→ Problem to work on
Your task is to extract every entry that follows word for word while excluding the pictures.

═════ Exercise data ═════

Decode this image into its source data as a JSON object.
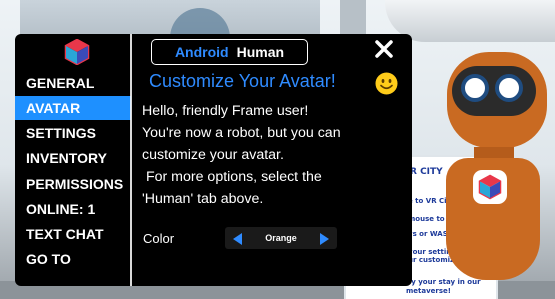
{
  "sidebar": {
    "logo_icon": "frame-cube-logo-icon",
    "items": [
      {
        "label": "GENERAL",
        "active": false
      },
      {
        "label": "AVATAR",
        "active": true
      },
      {
        "label": "SETTINGS",
        "active": false
      },
      {
        "label": "INVENTORY",
        "active": false
      },
      {
        "label": "PERMISSIONS",
        "active": false
      },
      {
        "label": "ONLINE: 1",
        "active": false
      },
      {
        "label": "TEXT CHAT",
        "active": false
      },
      {
        "label": "GO TO",
        "active": false
      }
    ]
  },
  "tabs": {
    "android_label": "Android",
    "human_label": "Human",
    "selected": "Android"
  },
  "close_icon": "close-icon",
  "heading": "Customize Your Avatar!",
  "heading_icon": "smiley-icon",
  "body_lines": [
    "Hello, friendly Frame user!",
    "You're now a robot, but you can",
    "customize your avatar.",
    " For more options, select the",
    "'Human' tab above."
  ],
  "color": {
    "label": "Color",
    "value": "Orange",
    "prev_icon": "triangle-left-icon",
    "next_icon": "triangle-right-icon"
  },
  "background_sign": {
    "city_text": "R CITY",
    "lines": [
      "e to VR Cit",
      "mouse to",
      "ys or WASD",
      "your setting",
      "ur customizabl",
      "joy your stay in our",
      "metaverse!"
    ]
  },
  "colors": {
    "accent_blue": "#1e90ff",
    "heading_blue": "#2f8bff",
    "panel_bg": "#000000",
    "robot_orange": "#c96a22"
  }
}
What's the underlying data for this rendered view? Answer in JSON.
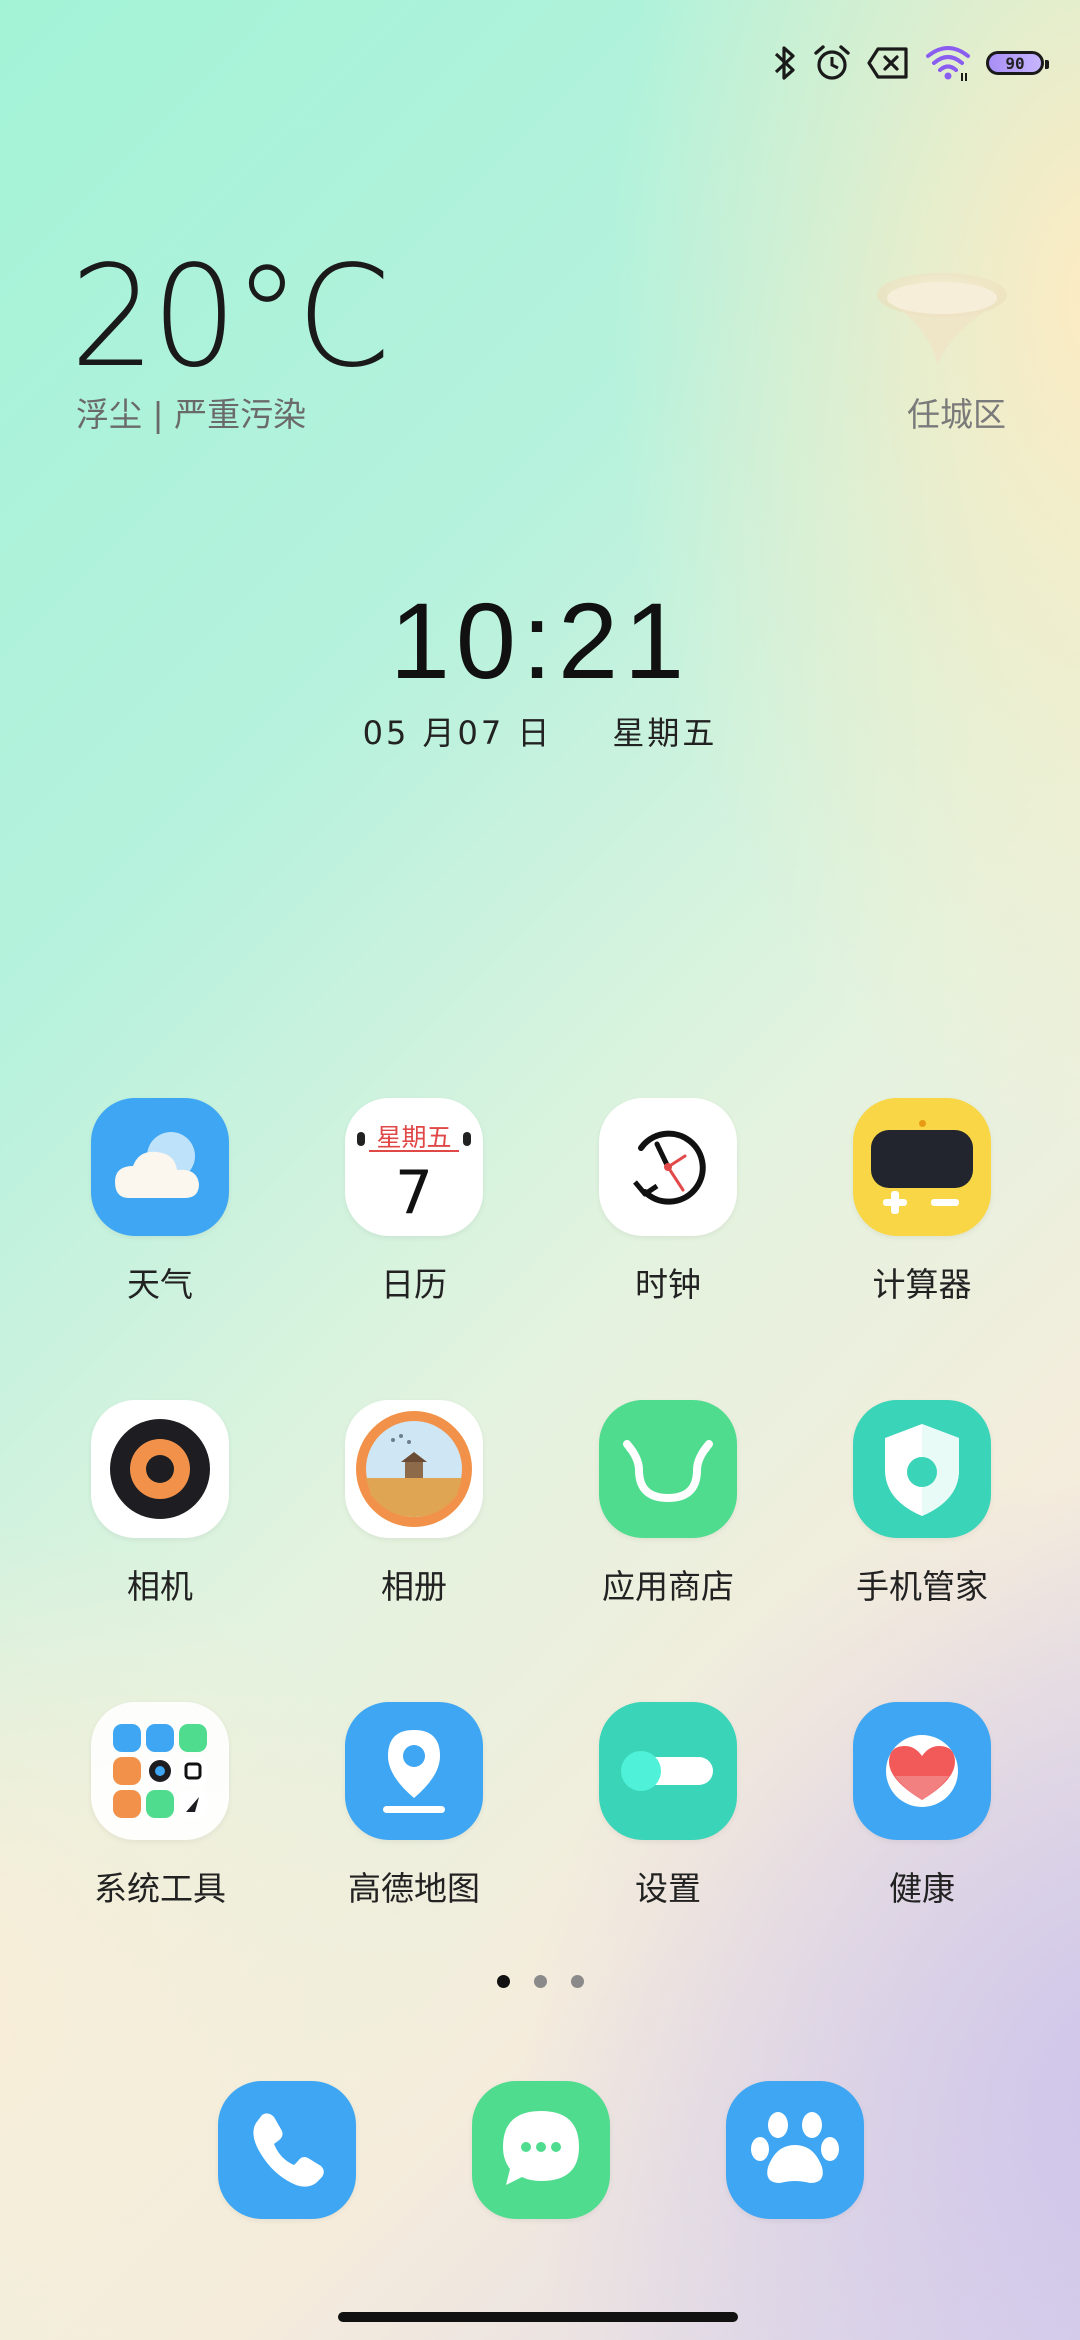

═════

→ Correct result
Decode this image into its source data as a JSON object.
{
  "sidebar": {
    "logo_icon": "frame-cube-logo-icon",
    "items": [
      {
        "label": "GENERAL",
        "active": false
      },
      {
        "label": "AVATAR",
        "active": true
      },
      {
        "label": "SETTINGS",
        "active": false
      },
      {
        "label": "INVENTORY",
        "active": false
      },
      {
        "label": "PERMISSIONS",
        "active": false
      },
      {
        "label": "ONLINE: 1",
        "active": false
      },
      {
        "label": "TEXT CHAT",
        "active": false
      },
      {
        "label": "GO TO",
        "active": false
      }
    ]
  },
  "tabs": {
    "android_label": "Android",
    "human_label": "Human",
    "selected": "Android"
  },
  "close_icon": "close-icon",
  "heading": "Customize Your Avatar!",
  "heading_icon": "smiley-icon",
  "body_lines": [
    "Hello, friendly Frame user!",
    "You're now a robot, but you can",
    "customize your avatar.",
    " For more options, select the",
    "'Human' tab above."
  ],
  "color": {
    "label": "Color",
    "value": "Orange",
    "prev_icon": "triangle-left-icon",
    "next_icon": "triangle-right-icon"
  },
  "background_sign": {
    "city_text": "R CITY",
    "lines": [
      "e to VR Cit",
      "mouse to",
      "ys or WASD",
      "your setting",
      "ur customizabl",
      "joy your stay in our",
      "metaverse!"
    ]
  },
  "colors": {
    "accent_blue": "#1e90ff",
    "heading_blue": "#2f8bff",
    "panel_bg": "#000000",
    "robot_orange": "#c96a22"
  }
}
What's the underlying data for this rendered view? Answer in JSON.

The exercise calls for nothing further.